__Stated problem__
Find the word "channel" in the records below. List each line containing it.

Dataset items:
"""

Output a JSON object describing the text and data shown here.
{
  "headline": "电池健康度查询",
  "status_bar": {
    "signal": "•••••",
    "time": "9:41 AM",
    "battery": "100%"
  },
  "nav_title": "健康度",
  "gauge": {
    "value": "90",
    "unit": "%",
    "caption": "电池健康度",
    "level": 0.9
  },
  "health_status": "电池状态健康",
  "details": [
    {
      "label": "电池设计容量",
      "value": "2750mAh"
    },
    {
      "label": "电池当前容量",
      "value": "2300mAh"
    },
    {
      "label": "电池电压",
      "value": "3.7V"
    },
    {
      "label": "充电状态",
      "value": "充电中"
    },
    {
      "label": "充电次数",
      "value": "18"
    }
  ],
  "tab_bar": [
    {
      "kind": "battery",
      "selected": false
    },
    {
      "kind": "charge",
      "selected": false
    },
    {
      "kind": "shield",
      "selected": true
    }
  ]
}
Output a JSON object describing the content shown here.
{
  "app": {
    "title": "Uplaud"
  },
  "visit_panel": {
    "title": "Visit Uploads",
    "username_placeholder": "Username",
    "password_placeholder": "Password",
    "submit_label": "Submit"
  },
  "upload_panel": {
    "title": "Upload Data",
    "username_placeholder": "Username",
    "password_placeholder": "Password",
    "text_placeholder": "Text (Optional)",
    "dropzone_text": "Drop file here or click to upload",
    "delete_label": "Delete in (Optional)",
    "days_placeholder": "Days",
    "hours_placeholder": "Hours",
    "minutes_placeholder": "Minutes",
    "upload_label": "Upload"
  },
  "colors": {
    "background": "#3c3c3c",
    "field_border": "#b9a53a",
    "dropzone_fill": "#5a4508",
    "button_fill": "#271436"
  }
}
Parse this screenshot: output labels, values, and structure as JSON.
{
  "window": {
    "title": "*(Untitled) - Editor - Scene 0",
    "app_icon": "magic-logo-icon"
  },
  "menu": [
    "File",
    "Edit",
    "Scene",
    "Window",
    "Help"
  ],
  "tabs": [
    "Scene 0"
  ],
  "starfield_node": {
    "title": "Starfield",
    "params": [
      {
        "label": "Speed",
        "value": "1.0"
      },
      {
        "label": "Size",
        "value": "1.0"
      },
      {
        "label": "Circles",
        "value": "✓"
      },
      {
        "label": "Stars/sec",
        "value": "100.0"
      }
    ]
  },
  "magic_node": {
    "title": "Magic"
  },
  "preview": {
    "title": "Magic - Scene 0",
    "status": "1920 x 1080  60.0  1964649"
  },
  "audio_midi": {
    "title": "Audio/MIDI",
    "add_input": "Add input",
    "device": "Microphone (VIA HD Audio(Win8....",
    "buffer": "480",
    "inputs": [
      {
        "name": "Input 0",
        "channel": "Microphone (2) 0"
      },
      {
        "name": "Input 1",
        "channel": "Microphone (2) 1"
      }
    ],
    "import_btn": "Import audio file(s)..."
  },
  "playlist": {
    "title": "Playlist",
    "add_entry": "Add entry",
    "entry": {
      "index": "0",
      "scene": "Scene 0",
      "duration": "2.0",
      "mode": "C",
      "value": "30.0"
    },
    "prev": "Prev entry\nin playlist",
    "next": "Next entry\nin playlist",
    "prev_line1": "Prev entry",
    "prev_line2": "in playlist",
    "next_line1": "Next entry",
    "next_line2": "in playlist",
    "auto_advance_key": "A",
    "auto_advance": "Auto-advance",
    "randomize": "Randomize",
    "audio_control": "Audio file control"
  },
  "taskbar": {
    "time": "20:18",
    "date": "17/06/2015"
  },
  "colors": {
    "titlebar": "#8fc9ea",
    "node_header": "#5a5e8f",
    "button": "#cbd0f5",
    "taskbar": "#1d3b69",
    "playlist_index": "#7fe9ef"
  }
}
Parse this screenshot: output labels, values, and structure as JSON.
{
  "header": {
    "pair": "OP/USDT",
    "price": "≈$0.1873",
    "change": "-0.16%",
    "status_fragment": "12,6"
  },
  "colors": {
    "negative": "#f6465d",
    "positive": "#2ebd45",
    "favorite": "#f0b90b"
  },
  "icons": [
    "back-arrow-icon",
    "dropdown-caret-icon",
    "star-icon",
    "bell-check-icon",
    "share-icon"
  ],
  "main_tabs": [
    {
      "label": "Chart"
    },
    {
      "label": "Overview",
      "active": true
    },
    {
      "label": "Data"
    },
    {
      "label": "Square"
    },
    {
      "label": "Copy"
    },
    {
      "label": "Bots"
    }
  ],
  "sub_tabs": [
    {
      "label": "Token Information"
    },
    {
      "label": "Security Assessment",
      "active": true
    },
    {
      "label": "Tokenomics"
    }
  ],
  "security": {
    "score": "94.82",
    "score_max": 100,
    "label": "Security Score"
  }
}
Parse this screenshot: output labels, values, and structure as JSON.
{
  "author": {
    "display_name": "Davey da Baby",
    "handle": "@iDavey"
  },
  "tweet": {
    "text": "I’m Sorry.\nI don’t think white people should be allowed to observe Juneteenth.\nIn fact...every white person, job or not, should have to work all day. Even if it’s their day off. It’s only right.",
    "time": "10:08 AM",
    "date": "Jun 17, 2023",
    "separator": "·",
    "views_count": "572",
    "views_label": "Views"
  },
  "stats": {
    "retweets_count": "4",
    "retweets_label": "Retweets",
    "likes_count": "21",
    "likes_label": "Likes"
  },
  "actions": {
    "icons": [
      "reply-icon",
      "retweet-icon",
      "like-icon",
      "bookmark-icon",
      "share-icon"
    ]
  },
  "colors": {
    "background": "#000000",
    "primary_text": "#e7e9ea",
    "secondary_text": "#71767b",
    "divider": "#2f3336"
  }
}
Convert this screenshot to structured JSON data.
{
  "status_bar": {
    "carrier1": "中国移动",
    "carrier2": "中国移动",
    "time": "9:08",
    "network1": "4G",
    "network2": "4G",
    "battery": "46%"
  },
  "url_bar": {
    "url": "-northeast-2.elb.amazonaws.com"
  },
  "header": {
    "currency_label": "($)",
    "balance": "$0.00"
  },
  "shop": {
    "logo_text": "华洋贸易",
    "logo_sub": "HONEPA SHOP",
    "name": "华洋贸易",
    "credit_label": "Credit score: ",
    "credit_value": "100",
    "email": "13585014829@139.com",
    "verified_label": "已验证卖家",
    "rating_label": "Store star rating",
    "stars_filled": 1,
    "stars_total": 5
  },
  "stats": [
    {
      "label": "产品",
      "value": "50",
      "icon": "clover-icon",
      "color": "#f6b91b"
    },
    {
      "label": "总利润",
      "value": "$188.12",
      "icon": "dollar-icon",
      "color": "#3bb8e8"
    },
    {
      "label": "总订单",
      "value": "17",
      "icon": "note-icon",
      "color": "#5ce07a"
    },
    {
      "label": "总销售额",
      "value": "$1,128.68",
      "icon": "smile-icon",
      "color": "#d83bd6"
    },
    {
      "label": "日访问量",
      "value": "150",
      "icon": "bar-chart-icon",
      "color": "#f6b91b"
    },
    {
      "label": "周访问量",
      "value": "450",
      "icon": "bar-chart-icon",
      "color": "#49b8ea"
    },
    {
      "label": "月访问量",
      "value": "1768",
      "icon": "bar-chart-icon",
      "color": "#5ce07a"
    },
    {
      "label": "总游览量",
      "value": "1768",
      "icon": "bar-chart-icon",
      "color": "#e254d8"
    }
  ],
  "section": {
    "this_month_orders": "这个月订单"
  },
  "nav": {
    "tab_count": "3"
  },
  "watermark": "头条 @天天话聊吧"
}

"""

__Answer to this exercise__
        "channel": "Microphone (2) 0"
        "channel": "Microphone (2) 1"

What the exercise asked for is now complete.